- Input rows:
= = = =
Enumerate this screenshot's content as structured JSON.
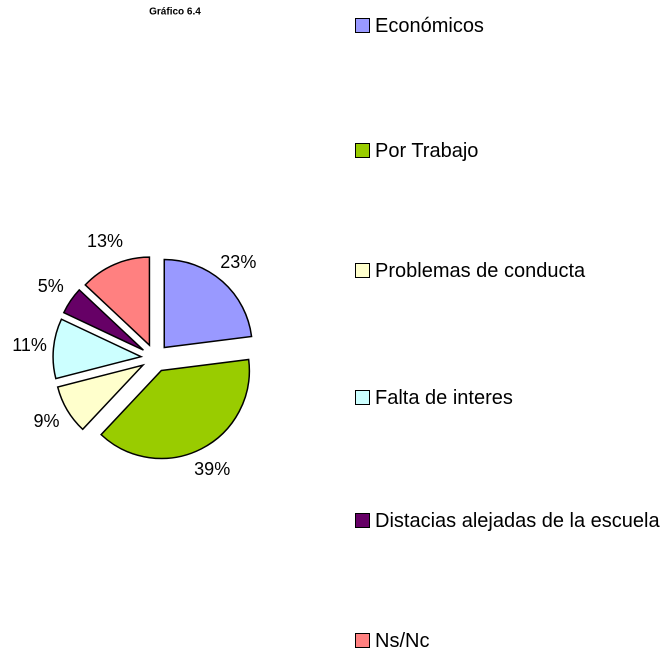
{
  "chart_data": {
    "type": "pie",
    "title": "Gráfico 6.4",
    "categories": [
      "Económicos",
      "Por Trabajo",
      "Problemas de conducta",
      "Falta de interes",
      "Distacias alejadas de la escuela",
      "Ns/Nc"
    ],
    "values": [
      23,
      39,
      9,
      11,
      5,
      13
    ],
    "value_labels": [
      "23%",
      "39%",
      "9%",
      "11%",
      "5%",
      "13%"
    ],
    "colors": [
      "#9999ff",
      "#99cc00",
      "#ffffcc",
      "#ccffff",
      "#660066",
      "#ff8080"
    ],
    "legend": "right"
  }
}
= = = =
- Your instructions: Your task is to transcribe all of the records precisely, with no images included.

- The response:
Enumerate this screenshot's content as structured JSON.
{
  "chart_data": {
    "type": "pie",
    "title": "Gráfico 6.4",
    "categories": [
      "Económicos",
      "Por Trabajo",
      "Problemas de conducta",
      "Falta de interes",
      "Distacias alejadas de la escuela",
      "Ns/Nc"
    ],
    "values": [
      23,
      39,
      9,
      11,
      5,
      13
    ],
    "value_labels": [
      "23%",
      "39%",
      "9%",
      "11%",
      "5%",
      "13%"
    ],
    "colors": [
      "#9999ff",
      "#99cc00",
      "#ffffcc",
      "#ccffff",
      "#660066",
      "#ff8080"
    ],
    "legend": "right"
  }
}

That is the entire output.